What you will do: Below are records. Copy every line with "заимствования" in it.

[Saved entries]

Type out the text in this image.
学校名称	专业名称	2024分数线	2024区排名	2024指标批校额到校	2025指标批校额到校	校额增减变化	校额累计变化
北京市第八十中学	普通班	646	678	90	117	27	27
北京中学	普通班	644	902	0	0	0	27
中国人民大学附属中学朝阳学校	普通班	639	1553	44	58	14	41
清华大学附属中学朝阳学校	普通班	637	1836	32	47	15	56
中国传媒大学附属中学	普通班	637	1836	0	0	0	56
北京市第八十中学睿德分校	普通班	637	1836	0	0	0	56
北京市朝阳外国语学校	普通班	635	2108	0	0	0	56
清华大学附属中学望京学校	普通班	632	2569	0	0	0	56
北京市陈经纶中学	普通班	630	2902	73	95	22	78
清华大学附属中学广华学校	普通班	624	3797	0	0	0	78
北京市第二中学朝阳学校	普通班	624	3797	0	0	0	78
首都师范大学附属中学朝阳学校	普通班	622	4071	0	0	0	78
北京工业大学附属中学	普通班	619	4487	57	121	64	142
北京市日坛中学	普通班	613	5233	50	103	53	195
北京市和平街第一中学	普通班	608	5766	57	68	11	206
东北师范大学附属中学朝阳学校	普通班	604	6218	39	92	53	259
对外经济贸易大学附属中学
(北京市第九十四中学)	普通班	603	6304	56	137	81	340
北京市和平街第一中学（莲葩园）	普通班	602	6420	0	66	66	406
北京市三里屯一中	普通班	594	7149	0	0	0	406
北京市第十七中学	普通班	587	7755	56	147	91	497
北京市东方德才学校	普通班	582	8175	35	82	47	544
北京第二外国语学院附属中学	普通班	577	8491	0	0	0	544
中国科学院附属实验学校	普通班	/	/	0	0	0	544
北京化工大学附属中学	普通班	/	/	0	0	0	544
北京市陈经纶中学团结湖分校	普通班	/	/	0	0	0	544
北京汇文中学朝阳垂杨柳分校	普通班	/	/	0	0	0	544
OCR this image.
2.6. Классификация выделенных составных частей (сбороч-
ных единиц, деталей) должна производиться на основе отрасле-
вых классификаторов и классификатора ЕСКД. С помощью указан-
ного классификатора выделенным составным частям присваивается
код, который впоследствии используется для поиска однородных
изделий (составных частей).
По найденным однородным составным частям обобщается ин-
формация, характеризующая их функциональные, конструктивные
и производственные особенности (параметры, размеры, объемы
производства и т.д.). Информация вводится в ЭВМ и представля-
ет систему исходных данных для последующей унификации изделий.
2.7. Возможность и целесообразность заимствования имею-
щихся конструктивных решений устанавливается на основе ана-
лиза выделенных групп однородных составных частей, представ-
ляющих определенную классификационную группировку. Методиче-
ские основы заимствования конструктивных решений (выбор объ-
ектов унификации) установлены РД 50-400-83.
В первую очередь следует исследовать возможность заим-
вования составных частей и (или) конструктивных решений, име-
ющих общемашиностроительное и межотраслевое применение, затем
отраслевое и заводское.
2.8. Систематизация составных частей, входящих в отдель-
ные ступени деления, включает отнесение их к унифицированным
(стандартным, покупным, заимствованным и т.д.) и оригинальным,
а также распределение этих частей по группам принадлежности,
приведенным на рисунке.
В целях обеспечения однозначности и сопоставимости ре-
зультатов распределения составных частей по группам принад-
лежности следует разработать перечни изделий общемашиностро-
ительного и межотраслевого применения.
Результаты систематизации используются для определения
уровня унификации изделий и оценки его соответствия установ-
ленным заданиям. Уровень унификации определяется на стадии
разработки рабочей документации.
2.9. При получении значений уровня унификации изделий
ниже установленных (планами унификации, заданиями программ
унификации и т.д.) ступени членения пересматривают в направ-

Response to this exercise:
2.7. Возможность и целесообразность заимствования имею-
ские основы заимствования конструктивных решений (выбор объ-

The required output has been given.